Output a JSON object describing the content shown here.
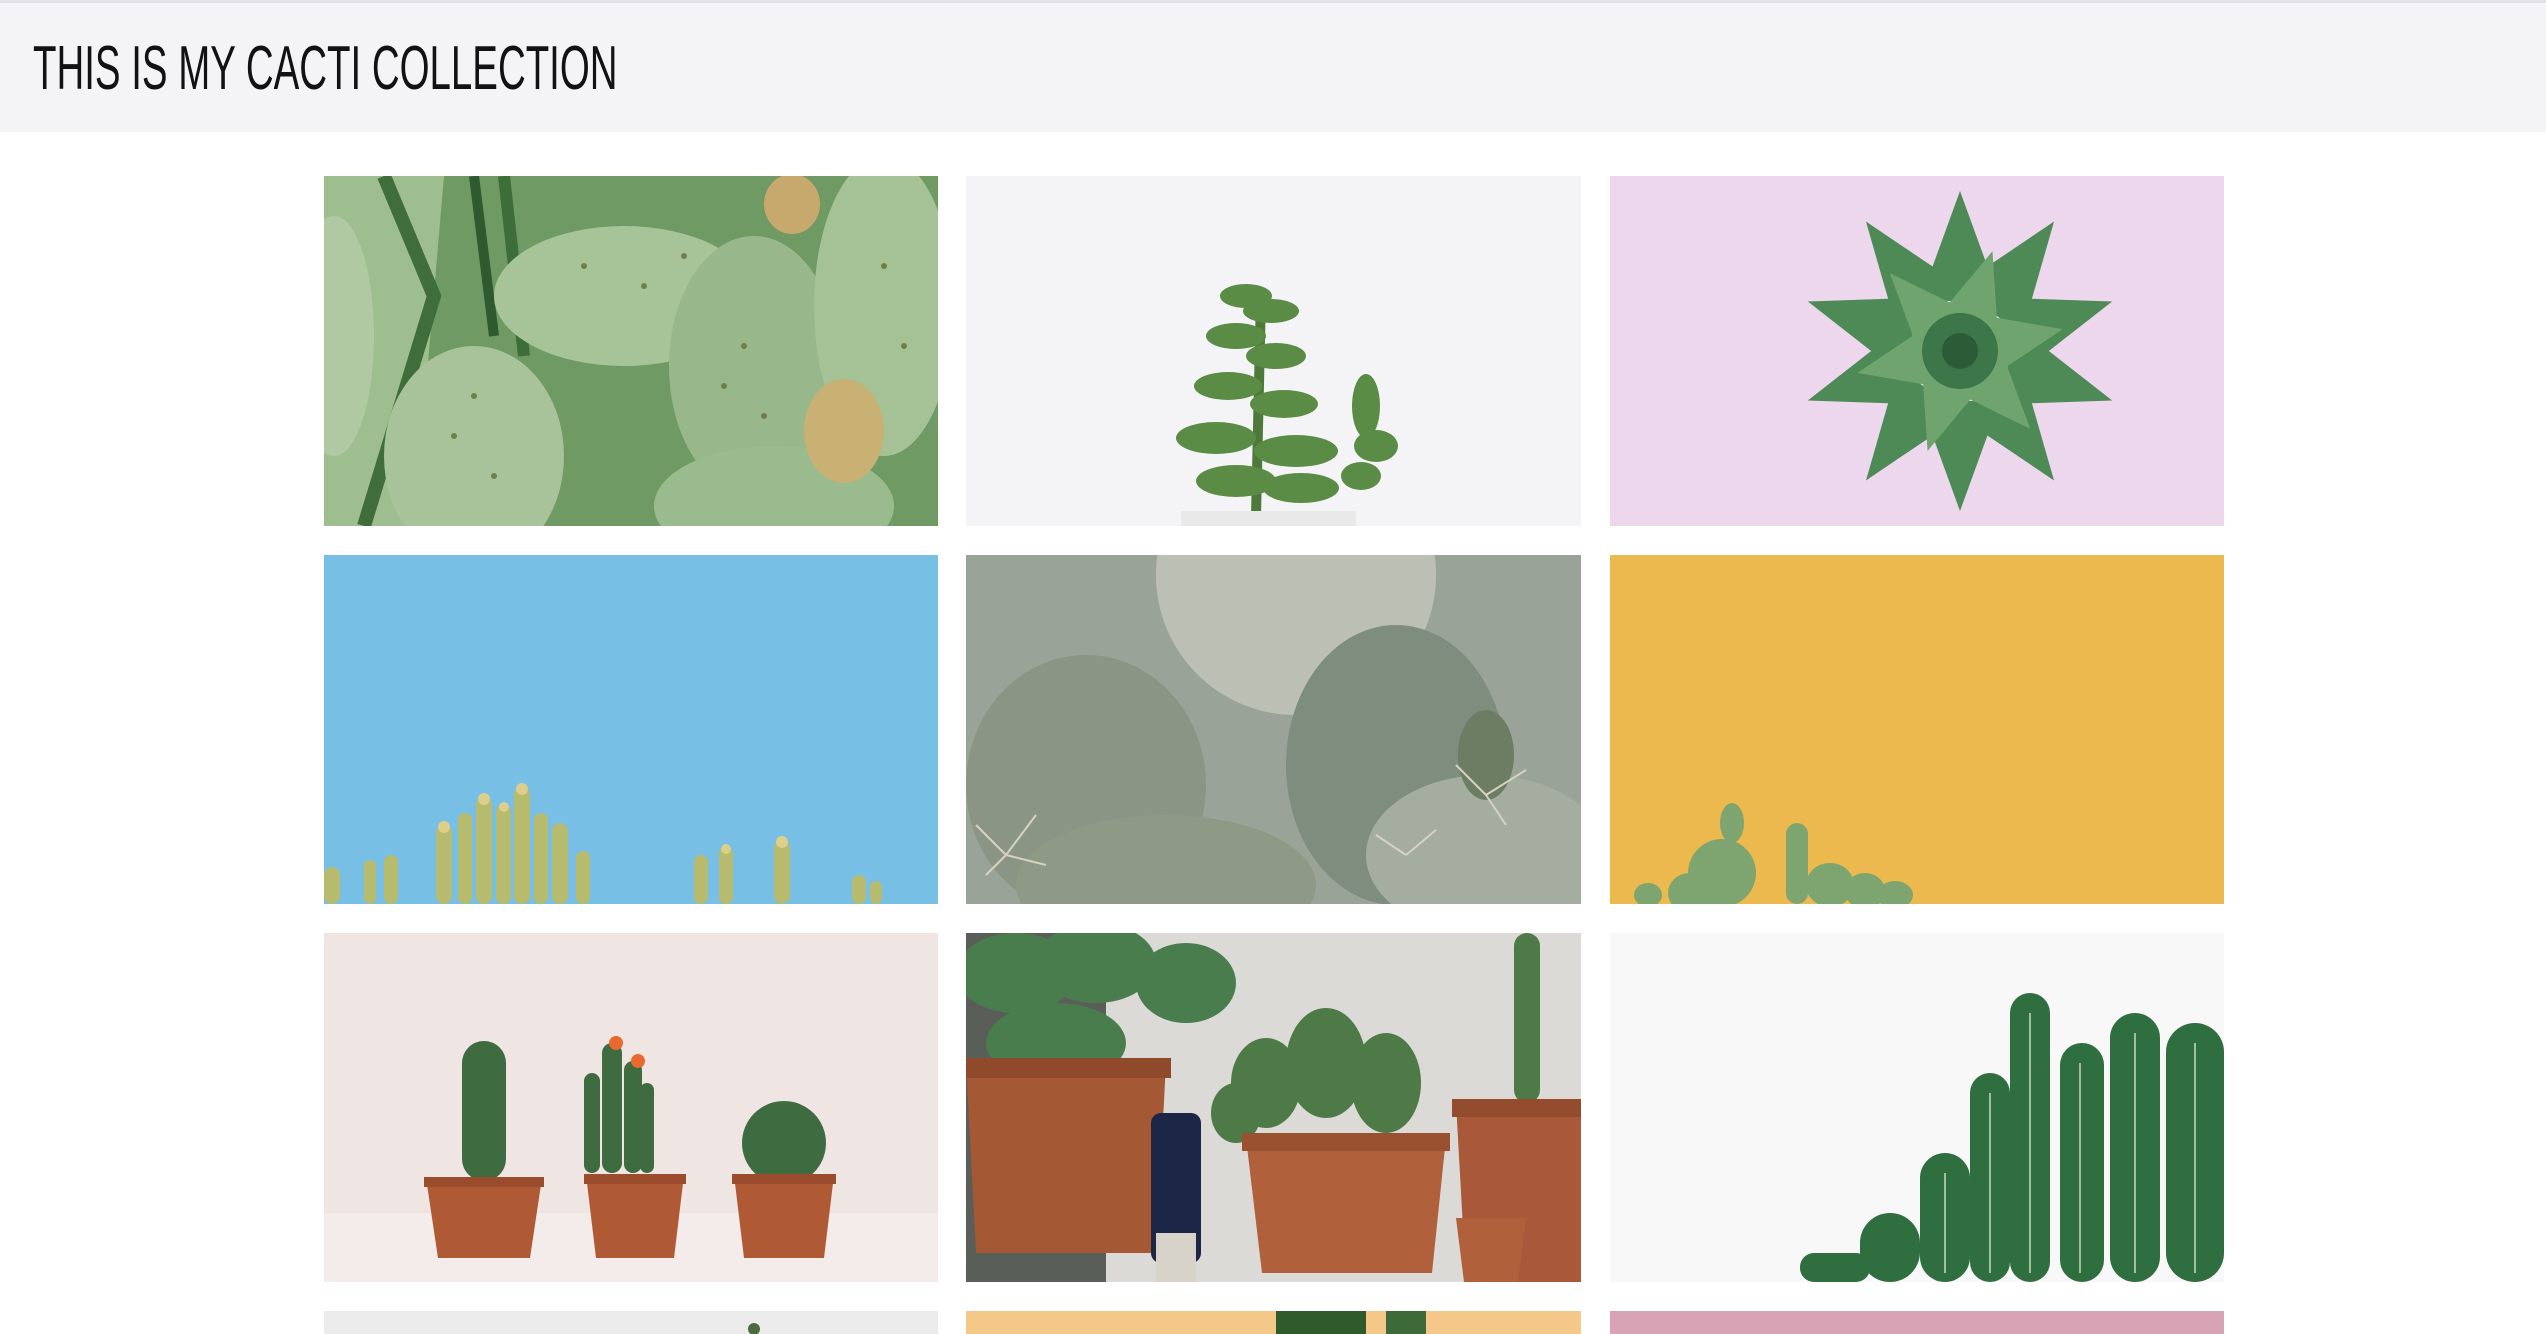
{
  "page": {
    "title": "THIS IS MY CACTI COLLECTION"
  },
  "gallery": {
    "tiles": [
      {
        "name": "prickly-pear-pads-photo",
        "bg": "#a8c39a"
      },
      {
        "name": "succulent-white-background-photo",
        "bg": "#f5f5f6"
      },
      {
        "name": "echeveria-rosette-pink-photo",
        "bg": "#ecd5ec"
      },
      {
        "name": "cactus-tops-blue-sky-photo",
        "bg": "#78bfe6"
      },
      {
        "name": "hazy-prickly-pear-photo",
        "bg": "#9ea69a"
      },
      {
        "name": "cactus-yellow-background-photo",
        "bg": "#ecb94f"
      },
      {
        "name": "three-potted-cacti-photo",
        "bg": "#efe6e4"
      },
      {
        "name": "terracotta-pots-shelf-photo",
        "bg": "#d8d6d2"
      },
      {
        "name": "green-cactus-white-background-photo",
        "bg": "#f7f8f7"
      },
      {
        "name": "partial-tile-grey-photo",
        "bg": "#ebebeb"
      },
      {
        "name": "partial-tile-peach-photo",
        "bg": "#f4c889"
      },
      {
        "name": "partial-tile-pink-photo",
        "bg": "#d9a3b6"
      }
    ]
  }
}
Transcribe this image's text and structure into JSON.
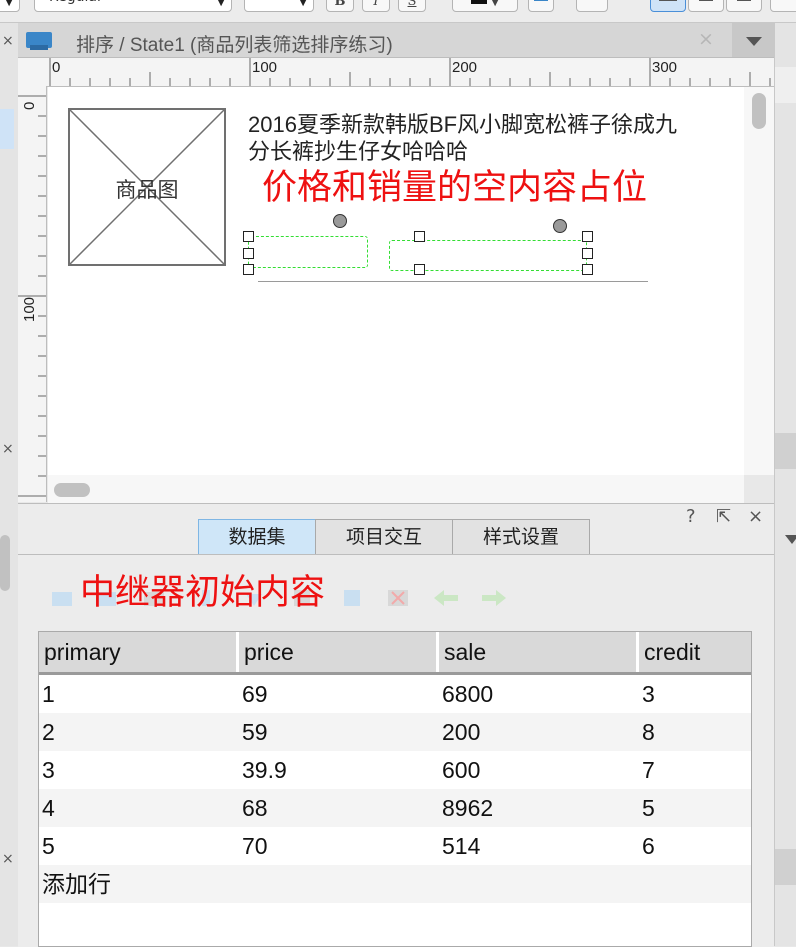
{
  "toolbar": {
    "font_style": "Regular",
    "bold": "B",
    "italic": "I",
    "underline": "S"
  },
  "tab": {
    "title": "排序 / State1 (商品列表筛选排序练习)",
    "close": "×"
  },
  "ruler": {
    "h_ticks": [
      "0",
      "100",
      "200",
      "300"
    ],
    "v_ticks": [
      "0",
      "100"
    ]
  },
  "canvas": {
    "placeholder_label": "商品图",
    "product_title": "2016夏季新款韩版BF风小脚宽松裤子徐成九分长裤抄生仔女哈哈哈",
    "annotation": "价格和销量的空内容占位"
  },
  "panel": {
    "help": "?",
    "popout": "⇱",
    "close": "×",
    "tabs": [
      "数据集",
      "项目交互",
      "样式设置"
    ],
    "annotation": "中继器初始内容",
    "columns": [
      "primary",
      "price",
      "sale",
      "credit"
    ],
    "rows": [
      [
        "1",
        "69",
        "6800",
        "3"
      ],
      [
        "2",
        "59",
        "200",
        "8"
      ],
      [
        "3",
        "39.9",
        "600",
        "7"
      ],
      [
        "4",
        "68",
        "8962",
        "5"
      ],
      [
        "5",
        "70",
        "514",
        "6"
      ]
    ],
    "add_row": "添加行"
  },
  "colors": {
    "accent_blue": "#3a86c8",
    "annotation_red": "#ee1111",
    "selection_green": "#33dd33"
  }
}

• [EXERCISE AIM]:
Give every line back word for word and leave the pictures out.

• [RESPONSE TO THIS TASK]:
Output a JSON object describing the content shown here.
{
  "page": {
    "title": "THIS IS MY CACTI COLLECTION"
  },
  "gallery": {
    "tiles": [
      {
        "name": "prickly-pear-pads-photo",
        "bg": "#a8c39a"
      },
      {
        "name": "succulent-white-background-photo",
        "bg": "#f5f5f6"
      },
      {
        "name": "echeveria-rosette-pink-photo",
        "bg": "#ecd5ec"
      },
      {
        "name": "cactus-tops-blue-sky-photo",
        "bg": "#78bfe6"
      },
      {
        "name": "hazy-prickly-pear-photo",
        "bg": "#9ea69a"
      },
      {
        "name": "cactus-yellow-background-photo",
        "bg": "#ecb94f"
      },
      {
        "name": "three-potted-cacti-photo",
        "bg": "#efe6e4"
      },
      {
        "name": "terracotta-pots-shelf-photo",
        "bg": "#d8d6d2"
      },
      {
        "name": "green-cactus-white-background-photo",
        "bg": "#f7f8f7"
      },
      {
        "name": "partial-tile-grey-photo",
        "bg": "#ebebeb"
      },
      {
        "name": "partial-tile-peach-photo",
        "bg": "#f4c889"
      },
      {
        "name": "partial-tile-pink-photo",
        "bg": "#d9a3b6"
      }
    ]
  }
}
Transcribe this image's text and structure into JSON.
{
  "toolbar": {
    "font_style": "Regular",
    "bold": "B",
    "italic": "I",
    "underline": "S"
  },
  "tab": {
    "title": "排序 / State1 (商品列表筛选排序练习)",
    "close": "×"
  },
  "ruler": {
    "h_ticks": [
      "0",
      "100",
      "200",
      "300"
    ],
    "v_ticks": [
      "0",
      "100"
    ]
  },
  "canvas": {
    "placeholder_label": "商品图",
    "product_title": "2016夏季新款韩版BF风小脚宽松裤子徐成九分长裤抄生仔女哈哈哈",
    "annotation": "价格和销量的空内容占位"
  },
  "panel": {
    "help": "?",
    "popout": "⇱",
    "close": "×",
    "tabs": [
      "数据集",
      "项目交互",
      "样式设置"
    ],
    "annotation": "中继器初始内容",
    "columns": [
      "primary",
      "price",
      "sale",
      "credit"
    ],
    "rows": [
      [
        "1",
        "69",
        "6800",
        "3"
      ],
      [
        "2",
        "59",
        "200",
        "8"
      ],
      [
        "3",
        "39.9",
        "600",
        "7"
      ],
      [
        "4",
        "68",
        "8962",
        "5"
      ],
      [
        "5",
        "70",
        "514",
        "6"
      ]
    ],
    "add_row": "添加行"
  },
  "colors": {
    "accent_blue": "#3a86c8",
    "annotation_red": "#ee1111",
    "selection_green": "#33dd33"
  }
}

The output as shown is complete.